── Source data ──

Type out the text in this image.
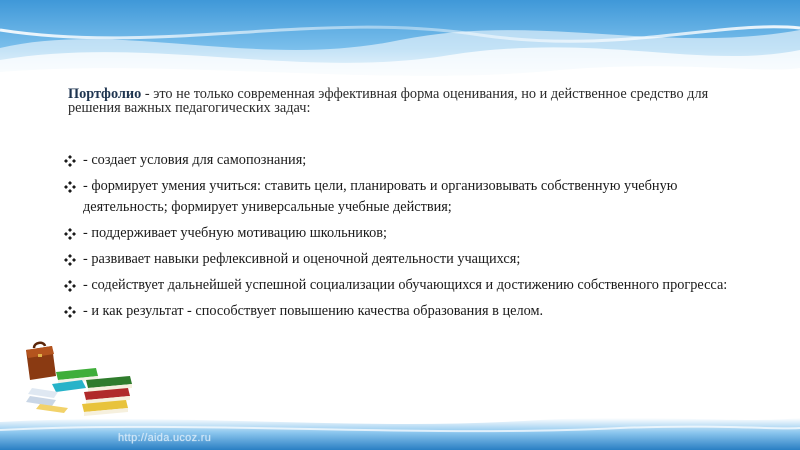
Портфолио - это не только современная эффективная форма оценивания, но и действенное средство для решения важных педагогических задач:
- создает условия для самопознания;
- формирует умения учиться: ставить цели, планировать и организовывать собственную учебную деятельность; формирует универсальные учебные действия;
- поддерживает учебную мотивацию школьников;
- развивает навыки рефлексивной и оценочной деятельности учащихся;
- содействует дальнейшей успешной социализации обучающихся и достижению собственного прогресса:
- и как результат - способствует повышению качества образования в целом.
http://aida.ucoz.ru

───

◆ What is expected
Write every record out again exactly; no pictures belong in the copy.

◆ Exercise output
Type out the text in this image.
Портфолио - это не только современная эффективная форма оценивания, но и действенное средство для решения важных педагогических задач:
- создает условия для самопознания;
- формирует умения учиться: ставить цели, планировать и организовывать собственную учебную деятельность; формирует универсальные учебные действия;
- поддерживает учебную мотивацию школьников;
- развивает навыки рефлексивной и оценочной деятельности учащихся;
- содействует дальнейшей успешной социализации обучающихся и достижению собственного прогресса:
- и как результат - способствует повышению качества образования в целом.
http://aida.ucoz.ru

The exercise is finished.